# What is required
Print every line of the records below verbatim, omitting the pictures from the output.

=== Given records ===

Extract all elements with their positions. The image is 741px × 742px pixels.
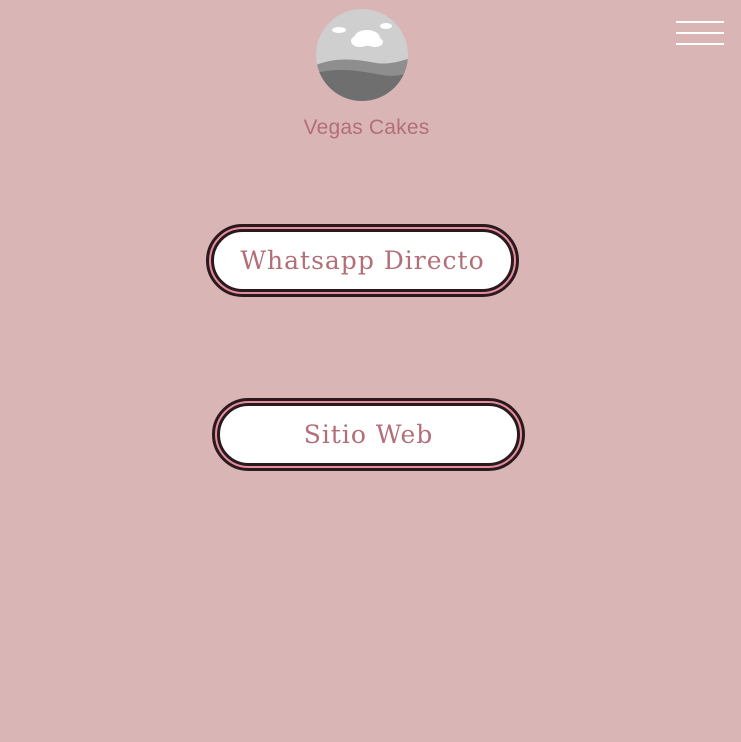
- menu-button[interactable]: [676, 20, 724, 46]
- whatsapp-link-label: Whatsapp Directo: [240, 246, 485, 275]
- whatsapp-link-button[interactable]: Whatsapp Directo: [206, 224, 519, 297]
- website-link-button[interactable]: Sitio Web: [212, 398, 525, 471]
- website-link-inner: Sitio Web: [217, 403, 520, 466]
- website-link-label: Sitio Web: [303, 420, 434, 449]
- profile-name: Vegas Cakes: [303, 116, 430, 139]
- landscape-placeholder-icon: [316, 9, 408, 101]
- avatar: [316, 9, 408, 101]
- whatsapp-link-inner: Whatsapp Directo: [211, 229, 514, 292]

===

# Right answer
Extract all elements with their positions. The image is 741px × 742px pixels.
- menu-button[interactable]: [676, 20, 724, 46]
- whatsapp-link-label: Whatsapp Directo: [240, 246, 485, 275]
- whatsapp-link-button[interactable]: Whatsapp Directo: [206, 224, 519, 297]
- website-link-button[interactable]: Sitio Web: [212, 398, 525, 471]
- website-link-inner: Sitio Web: [217, 403, 520, 466]
- website-link-label: Sitio Web: [303, 420, 434, 449]
- profile-name: Vegas Cakes: [303, 116, 430, 139]
- landscape-placeholder-icon: [316, 9, 408, 101]
- avatar: [316, 9, 408, 101]
- whatsapp-link-inner: Whatsapp Directo: [211, 229, 514, 292]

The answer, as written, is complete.